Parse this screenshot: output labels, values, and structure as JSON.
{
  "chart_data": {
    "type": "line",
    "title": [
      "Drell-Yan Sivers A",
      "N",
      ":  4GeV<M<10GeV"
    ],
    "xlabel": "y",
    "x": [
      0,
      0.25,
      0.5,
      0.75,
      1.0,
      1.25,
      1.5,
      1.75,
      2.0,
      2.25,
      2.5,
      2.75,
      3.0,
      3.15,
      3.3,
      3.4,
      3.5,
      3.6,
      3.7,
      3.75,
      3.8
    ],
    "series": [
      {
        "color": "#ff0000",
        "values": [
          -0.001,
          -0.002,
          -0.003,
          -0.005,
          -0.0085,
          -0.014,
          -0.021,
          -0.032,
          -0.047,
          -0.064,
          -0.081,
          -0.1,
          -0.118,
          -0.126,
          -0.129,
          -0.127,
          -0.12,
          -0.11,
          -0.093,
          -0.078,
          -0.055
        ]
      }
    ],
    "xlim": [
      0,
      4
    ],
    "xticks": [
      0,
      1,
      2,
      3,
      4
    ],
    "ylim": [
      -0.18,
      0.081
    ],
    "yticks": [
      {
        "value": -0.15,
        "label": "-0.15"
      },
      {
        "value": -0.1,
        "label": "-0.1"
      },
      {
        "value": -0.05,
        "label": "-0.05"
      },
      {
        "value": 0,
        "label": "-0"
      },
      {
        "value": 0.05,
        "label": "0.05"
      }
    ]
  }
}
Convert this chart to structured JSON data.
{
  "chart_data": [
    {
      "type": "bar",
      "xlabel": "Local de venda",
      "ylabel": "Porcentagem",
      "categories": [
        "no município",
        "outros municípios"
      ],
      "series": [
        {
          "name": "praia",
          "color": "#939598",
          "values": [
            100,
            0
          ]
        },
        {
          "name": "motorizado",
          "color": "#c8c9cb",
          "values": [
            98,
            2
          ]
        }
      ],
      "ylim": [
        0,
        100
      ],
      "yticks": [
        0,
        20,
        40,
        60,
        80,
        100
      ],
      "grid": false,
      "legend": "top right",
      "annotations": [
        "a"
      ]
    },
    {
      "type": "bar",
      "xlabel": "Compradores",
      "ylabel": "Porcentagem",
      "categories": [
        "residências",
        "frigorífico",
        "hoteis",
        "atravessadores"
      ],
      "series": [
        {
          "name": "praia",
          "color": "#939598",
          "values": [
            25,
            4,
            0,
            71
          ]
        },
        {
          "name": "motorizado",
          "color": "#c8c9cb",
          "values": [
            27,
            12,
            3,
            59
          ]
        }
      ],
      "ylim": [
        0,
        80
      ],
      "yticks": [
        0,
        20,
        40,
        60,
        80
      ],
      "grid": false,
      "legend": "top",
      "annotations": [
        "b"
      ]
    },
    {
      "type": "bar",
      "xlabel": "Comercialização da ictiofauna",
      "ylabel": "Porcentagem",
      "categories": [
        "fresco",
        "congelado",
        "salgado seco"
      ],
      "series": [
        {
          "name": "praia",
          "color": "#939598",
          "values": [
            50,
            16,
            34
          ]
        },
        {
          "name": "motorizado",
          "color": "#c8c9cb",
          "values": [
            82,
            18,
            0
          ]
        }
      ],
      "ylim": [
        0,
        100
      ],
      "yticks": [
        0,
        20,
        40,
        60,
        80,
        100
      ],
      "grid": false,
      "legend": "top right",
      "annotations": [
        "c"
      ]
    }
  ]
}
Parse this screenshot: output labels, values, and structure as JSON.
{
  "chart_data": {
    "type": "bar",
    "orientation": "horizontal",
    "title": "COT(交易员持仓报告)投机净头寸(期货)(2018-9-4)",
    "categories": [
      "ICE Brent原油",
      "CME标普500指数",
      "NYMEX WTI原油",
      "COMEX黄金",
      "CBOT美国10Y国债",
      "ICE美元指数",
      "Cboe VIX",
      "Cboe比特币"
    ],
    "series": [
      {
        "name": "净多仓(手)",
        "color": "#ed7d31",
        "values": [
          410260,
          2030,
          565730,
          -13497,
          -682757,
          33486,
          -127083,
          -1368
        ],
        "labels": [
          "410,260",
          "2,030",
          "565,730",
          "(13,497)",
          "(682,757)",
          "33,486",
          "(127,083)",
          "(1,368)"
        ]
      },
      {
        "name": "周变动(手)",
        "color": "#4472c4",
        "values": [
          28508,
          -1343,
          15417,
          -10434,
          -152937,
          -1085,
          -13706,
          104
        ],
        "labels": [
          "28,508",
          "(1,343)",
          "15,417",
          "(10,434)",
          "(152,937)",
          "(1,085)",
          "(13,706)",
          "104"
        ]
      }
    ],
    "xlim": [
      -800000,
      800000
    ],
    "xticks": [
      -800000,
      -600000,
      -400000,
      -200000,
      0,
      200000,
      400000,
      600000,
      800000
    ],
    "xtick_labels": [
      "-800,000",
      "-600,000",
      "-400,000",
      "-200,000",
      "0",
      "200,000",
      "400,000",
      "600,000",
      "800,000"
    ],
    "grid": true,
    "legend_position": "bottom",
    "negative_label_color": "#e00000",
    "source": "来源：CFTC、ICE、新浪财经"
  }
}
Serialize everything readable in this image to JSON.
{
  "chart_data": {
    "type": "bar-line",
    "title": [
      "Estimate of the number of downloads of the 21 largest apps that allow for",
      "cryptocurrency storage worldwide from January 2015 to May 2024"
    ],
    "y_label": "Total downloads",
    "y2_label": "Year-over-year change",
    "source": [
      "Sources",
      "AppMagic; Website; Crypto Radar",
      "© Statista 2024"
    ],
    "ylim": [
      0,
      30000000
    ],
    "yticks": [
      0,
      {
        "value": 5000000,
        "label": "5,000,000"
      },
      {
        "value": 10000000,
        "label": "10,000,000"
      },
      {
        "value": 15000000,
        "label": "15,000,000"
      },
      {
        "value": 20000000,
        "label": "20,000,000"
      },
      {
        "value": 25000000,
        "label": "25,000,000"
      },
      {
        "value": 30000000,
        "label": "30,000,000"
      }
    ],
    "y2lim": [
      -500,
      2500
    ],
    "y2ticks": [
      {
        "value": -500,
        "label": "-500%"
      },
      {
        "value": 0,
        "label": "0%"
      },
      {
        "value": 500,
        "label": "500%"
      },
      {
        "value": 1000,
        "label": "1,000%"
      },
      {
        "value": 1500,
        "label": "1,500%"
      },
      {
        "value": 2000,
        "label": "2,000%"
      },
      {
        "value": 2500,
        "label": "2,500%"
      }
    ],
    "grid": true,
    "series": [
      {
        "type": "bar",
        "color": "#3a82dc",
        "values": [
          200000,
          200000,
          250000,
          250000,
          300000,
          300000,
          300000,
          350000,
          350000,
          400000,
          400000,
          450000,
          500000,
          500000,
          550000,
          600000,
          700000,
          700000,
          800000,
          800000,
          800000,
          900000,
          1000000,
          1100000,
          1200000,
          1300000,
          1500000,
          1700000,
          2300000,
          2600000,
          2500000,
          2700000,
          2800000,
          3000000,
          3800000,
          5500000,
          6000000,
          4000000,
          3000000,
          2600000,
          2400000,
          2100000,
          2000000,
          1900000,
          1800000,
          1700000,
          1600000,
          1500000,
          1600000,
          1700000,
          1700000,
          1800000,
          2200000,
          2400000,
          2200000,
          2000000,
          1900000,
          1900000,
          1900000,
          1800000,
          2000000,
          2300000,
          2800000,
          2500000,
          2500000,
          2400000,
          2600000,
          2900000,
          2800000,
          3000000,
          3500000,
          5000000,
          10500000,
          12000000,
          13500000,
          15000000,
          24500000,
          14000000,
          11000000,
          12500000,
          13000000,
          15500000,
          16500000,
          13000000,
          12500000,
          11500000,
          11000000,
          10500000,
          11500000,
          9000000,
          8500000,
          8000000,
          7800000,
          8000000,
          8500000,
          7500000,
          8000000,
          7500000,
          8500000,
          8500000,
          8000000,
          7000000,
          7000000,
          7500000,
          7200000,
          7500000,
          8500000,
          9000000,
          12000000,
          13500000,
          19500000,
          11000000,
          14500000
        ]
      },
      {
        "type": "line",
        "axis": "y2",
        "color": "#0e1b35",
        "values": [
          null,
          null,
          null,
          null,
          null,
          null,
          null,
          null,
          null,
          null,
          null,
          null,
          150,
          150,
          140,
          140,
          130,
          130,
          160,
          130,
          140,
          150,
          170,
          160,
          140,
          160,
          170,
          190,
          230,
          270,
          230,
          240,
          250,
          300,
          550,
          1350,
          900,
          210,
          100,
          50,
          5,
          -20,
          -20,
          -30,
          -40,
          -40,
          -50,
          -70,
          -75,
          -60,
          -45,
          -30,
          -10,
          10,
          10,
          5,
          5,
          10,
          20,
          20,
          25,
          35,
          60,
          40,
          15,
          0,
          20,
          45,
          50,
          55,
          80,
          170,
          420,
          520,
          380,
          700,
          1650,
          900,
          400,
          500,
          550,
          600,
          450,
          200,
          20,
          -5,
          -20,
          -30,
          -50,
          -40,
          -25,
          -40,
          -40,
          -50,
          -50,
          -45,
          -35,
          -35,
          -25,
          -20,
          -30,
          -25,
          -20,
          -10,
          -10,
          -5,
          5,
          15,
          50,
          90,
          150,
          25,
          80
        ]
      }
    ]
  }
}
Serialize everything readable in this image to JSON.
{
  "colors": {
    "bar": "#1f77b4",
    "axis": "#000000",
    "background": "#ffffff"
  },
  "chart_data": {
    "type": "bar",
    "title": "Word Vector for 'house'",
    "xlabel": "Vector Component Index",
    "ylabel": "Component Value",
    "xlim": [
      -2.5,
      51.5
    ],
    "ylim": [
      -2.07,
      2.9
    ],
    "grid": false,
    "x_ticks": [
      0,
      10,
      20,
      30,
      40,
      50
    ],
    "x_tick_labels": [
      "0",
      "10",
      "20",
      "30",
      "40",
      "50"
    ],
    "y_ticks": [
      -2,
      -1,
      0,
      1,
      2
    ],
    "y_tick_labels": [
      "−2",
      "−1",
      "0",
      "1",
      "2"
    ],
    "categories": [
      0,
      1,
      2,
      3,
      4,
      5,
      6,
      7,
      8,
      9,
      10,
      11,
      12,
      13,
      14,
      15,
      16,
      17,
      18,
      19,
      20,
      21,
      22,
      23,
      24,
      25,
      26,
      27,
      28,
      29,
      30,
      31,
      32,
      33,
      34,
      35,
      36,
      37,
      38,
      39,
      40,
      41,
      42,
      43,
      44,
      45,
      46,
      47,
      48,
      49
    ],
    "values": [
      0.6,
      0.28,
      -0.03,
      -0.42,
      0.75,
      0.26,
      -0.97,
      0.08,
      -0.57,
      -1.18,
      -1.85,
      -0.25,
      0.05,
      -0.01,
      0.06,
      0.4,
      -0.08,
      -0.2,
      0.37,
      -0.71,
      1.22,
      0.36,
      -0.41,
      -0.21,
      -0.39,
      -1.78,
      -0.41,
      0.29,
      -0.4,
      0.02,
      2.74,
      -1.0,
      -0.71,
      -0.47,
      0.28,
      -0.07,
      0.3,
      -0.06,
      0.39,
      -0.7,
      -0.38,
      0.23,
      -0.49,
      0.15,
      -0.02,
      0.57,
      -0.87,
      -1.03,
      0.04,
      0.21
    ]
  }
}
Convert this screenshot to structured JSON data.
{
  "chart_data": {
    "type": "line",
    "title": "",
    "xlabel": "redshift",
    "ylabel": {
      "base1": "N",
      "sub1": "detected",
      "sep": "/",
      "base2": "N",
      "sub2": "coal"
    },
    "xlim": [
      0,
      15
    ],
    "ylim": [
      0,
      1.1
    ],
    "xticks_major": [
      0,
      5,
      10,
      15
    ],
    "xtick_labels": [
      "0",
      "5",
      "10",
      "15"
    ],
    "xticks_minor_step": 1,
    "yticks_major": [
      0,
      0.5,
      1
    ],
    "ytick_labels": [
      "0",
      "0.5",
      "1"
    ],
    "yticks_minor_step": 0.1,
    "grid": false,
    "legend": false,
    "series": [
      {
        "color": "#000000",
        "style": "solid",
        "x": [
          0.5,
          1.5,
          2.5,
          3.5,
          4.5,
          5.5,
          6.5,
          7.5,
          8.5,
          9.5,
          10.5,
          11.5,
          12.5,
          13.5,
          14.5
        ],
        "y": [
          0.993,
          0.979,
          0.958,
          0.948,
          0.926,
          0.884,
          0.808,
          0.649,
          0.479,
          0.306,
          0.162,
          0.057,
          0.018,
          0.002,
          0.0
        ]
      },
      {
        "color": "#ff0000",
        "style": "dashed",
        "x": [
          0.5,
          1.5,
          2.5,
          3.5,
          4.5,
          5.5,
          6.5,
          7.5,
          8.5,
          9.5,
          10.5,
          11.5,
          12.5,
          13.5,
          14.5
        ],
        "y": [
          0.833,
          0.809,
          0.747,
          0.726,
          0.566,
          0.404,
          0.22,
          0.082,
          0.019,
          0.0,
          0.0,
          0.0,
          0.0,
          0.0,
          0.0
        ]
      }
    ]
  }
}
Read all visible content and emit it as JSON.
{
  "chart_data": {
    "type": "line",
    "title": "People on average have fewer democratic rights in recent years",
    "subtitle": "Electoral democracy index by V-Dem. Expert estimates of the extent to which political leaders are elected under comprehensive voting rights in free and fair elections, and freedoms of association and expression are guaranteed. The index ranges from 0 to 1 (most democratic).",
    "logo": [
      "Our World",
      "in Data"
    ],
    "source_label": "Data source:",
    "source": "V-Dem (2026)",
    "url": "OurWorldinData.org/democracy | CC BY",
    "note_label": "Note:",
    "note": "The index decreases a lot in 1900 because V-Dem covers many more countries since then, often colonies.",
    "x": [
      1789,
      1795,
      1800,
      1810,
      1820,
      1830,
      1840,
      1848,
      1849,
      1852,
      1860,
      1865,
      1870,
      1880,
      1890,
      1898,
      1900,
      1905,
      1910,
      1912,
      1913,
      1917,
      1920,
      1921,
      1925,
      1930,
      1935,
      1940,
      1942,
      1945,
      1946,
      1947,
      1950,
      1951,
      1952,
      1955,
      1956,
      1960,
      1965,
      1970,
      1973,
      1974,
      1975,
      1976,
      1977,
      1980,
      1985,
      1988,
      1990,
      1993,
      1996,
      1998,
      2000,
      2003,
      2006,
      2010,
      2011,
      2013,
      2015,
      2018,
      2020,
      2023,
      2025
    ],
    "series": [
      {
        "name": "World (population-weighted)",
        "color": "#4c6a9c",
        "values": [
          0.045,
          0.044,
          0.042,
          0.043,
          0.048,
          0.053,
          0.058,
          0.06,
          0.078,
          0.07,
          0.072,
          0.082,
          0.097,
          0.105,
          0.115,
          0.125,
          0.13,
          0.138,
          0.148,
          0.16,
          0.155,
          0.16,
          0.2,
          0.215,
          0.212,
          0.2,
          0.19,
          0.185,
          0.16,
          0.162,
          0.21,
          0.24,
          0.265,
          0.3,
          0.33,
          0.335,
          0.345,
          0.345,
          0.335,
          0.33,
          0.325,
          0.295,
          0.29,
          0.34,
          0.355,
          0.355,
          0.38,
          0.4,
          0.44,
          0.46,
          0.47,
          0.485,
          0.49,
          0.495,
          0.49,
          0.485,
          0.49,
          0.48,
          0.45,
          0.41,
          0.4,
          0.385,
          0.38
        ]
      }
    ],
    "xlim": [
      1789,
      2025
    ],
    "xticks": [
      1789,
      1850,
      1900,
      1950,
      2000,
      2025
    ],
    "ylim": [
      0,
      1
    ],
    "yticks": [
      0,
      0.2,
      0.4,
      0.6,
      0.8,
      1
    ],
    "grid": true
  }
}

Written task
Copy all lines of the material above where the string "downloads" occurs.

Finished task
      "Estimate of the number of downloads of the 21 largest apps that allow for",
    "y_label": "Total downloads",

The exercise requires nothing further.